▶ _Given request_: Extract each line holding the word "name" from the entries.
— START OF Given records —
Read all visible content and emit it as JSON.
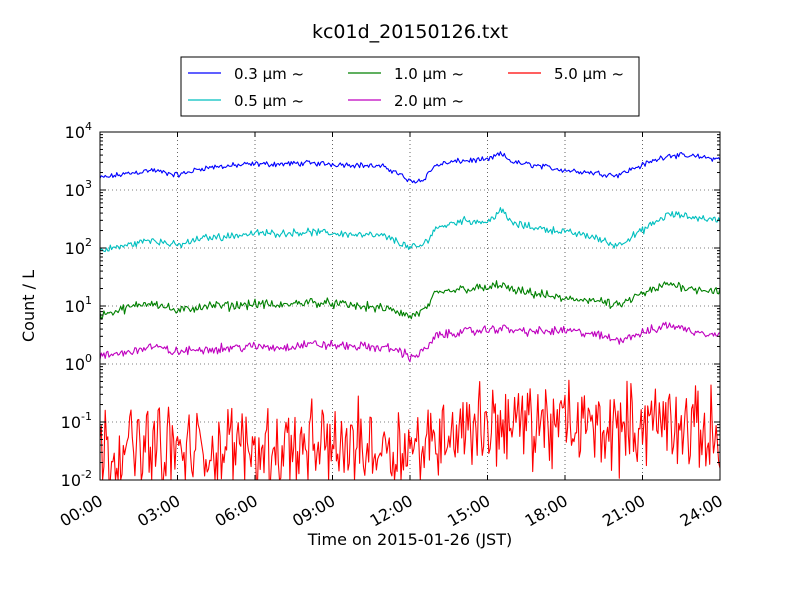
{
  "chart_data": {
    "type": "line",
    "title": "kc01d_20150126.txt",
    "xlabel": "Time on 2015-01-26 (JST)",
    "ylabel": "Count / L",
    "yscale": "log",
    "ylim": [
      0.01,
      10000
    ],
    "xlim": [
      "00:00",
      "24:00"
    ],
    "grid": true,
    "legend_position": "top-center",
    "x_ticks": [
      "00:00",
      "03:00",
      "06:00",
      "09:00",
      "12:00",
      "15:00",
      "18:00",
      "21:00",
      "24:00"
    ],
    "y_ticks": [
      {
        "base": "10",
        "exp": "-2"
      },
      {
        "base": "10",
        "exp": "-1"
      },
      {
        "base": "10",
        "exp": "0"
      },
      {
        "base": "10",
        "exp": "1"
      },
      {
        "base": "10",
        "exp": "2"
      },
      {
        "base": "10",
        "exp": "3"
      },
      {
        "base": "10",
        "exp": "4"
      }
    ],
    "x_hours": [
      0,
      1,
      2,
      3,
      4,
      5,
      6,
      7,
      8,
      9,
      10,
      11,
      11.5,
      12,
      12.5,
      13,
      14,
      15,
      15.5,
      16,
      17,
      18,
      19,
      20,
      21,
      22,
      23,
      24
    ],
    "series": [
      {
        "name": "0.3 μm ~",
        "color": "#0000ff",
        "noise": 0.03,
        "values": [
          1600,
          1900,
          2200,
          1800,
          2400,
          2600,
          2800,
          2800,
          2900,
          2800,
          2700,
          2500,
          2000,
          1400,
          1500,
          2700,
          3200,
          3300,
          4200,
          3000,
          2600,
          2200,
          2000,
          1800,
          2700,
          4000,
          3800,
          3400
        ]
      },
      {
        "name": "0.5 μm ~",
        "color": "#00bfbf",
        "noise": 0.04,
        "values": [
          90,
          110,
          140,
          110,
          150,
          160,
          180,
          180,
          190,
          180,
          170,
          160,
          130,
          100,
          110,
          220,
          300,
          280,
          450,
          260,
          220,
          190,
          160,
          110,
          200,
          380,
          340,
          300
        ]
      },
      {
        "name": "1.0 μm ~",
        "color": "#008000",
        "noise": 0.05,
        "values": [
          7,
          9,
          12,
          8,
          10,
          10,
          11,
          10,
          12,
          11,
          10,
          9,
          8,
          6.5,
          8,
          16,
          20,
          20,
          24,
          18,
          16,
          13,
          13,
          10,
          16,
          24,
          20,
          18
        ]
      },
      {
        "name": "2.0 μm ~",
        "color": "#bf00bf",
        "noise": 0.05,
        "values": [
          1.3,
          1.6,
          2.0,
          1.6,
          1.8,
          1.9,
          2.0,
          1.9,
          2.2,
          2.1,
          2.0,
          1.9,
          1.8,
          1.3,
          1.6,
          3.0,
          3.6,
          3.8,
          4.2,
          3.8,
          3.6,
          3.8,
          3.3,
          2.6,
          3.4,
          4.8,
          3.6,
          3.3
        ]
      },
      {
        "name": "5.0 μm ~",
        "color": "#ff0000",
        "noise": 0.45,
        "values": [
          0.03,
          0.035,
          0.04,
          0.03,
          0.03,
          0.035,
          0.04,
          0.035,
          0.035,
          0.04,
          0.04,
          0.04,
          0.04,
          0.035,
          0.035,
          0.06,
          0.08,
          0.09,
          0.1,
          0.09,
          0.09,
          0.09,
          0.085,
          0.08,
          0.09,
          0.1,
          0.07,
          0.06
        ]
      }
    ]
  }
}
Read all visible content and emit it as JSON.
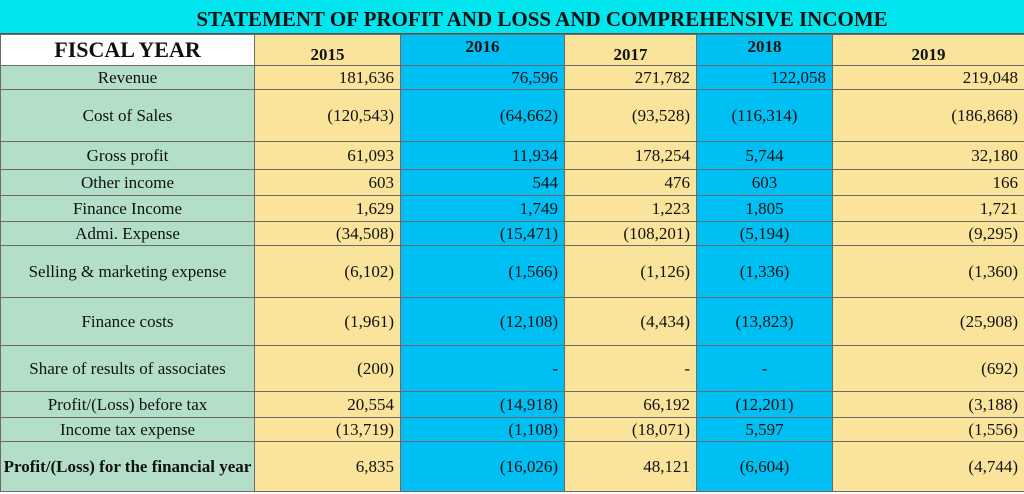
{
  "title": "STATEMENT OF PROFIT AND LOSS AND COMPREHENSIVE INCOME",
  "header": {
    "fiscal_year_label": "FISCAL YEAR",
    "years": [
      "2015",
      "2016",
      "2017",
      "2018",
      "2019"
    ]
  },
  "colors": {
    "title_bg": "#00e5ee",
    "label_bg": "#b3dfc9",
    "yellow_col": "#fae49b",
    "blue_col": "#00bff3"
  },
  "rows": [
    {
      "label": "Revenue",
      "values": [
        "181,636",
        "76,596",
        "271,782",
        "122,058",
        "219,048"
      ]
    },
    {
      "label": "Cost of Sales",
      "values": [
        "(120,543)",
        "(64,662)",
        "(93,528)",
        "(116,314)",
        "(186,868)"
      ]
    },
    {
      "label": "Gross profit",
      "values": [
        "61,093",
        "11,934",
        "178,254",
        "5,744",
        "32,180"
      ]
    },
    {
      "label": "Other income",
      "values": [
        "603",
        "544",
        "476",
        "603",
        "166"
      ]
    },
    {
      "label": "Finance Income",
      "values": [
        "1,629",
        "1,749",
        "1,223",
        "1,805",
        "1,721"
      ]
    },
    {
      "label": "Admi. Expense",
      "values": [
        "(34,508)",
        "(15,471)",
        "(108,201)",
        "(5,194)",
        "(9,295)"
      ]
    },
    {
      "label": "Selling & marketing expense",
      "values": [
        "(6,102)",
        "(1,566)",
        "(1,126)",
        "(1,336)",
        "(1,360)"
      ]
    },
    {
      "label": "Finance costs",
      "values": [
        "(1,961)",
        "(12,108)",
        "(4,434)",
        "(13,823)",
        "(25,908)"
      ]
    },
    {
      "label": "Share of results of associates",
      "values": [
        "(200)",
        "-",
        "-",
        "-",
        "(692)"
      ]
    },
    {
      "label": "Profit/(Loss) before tax",
      "values": [
        "20,554",
        "(14,918)",
        "66,192",
        "(12,201)",
        "(3,188)"
      ]
    },
    {
      "label": "Income tax expense",
      "values": [
        "(13,719)",
        "(1,108)",
        "(18,071)",
        "5,597",
        "(1,556)"
      ]
    },
    {
      "label": "Profit/(Loss) for the financial year",
      "values": [
        "6,835",
        "(16,026)",
        "48,121",
        "(6,604)",
        "(4,744)"
      ]
    }
  ]
}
— END OF Given records —
▶ _Answer to this task_:
        "name": "0.3 μm ~",
        "name": "0.5 μm ~",
        "name": "1.0 μm ~",
        "name": "2.0 μm ~",
        "name": "5.0 μm ~",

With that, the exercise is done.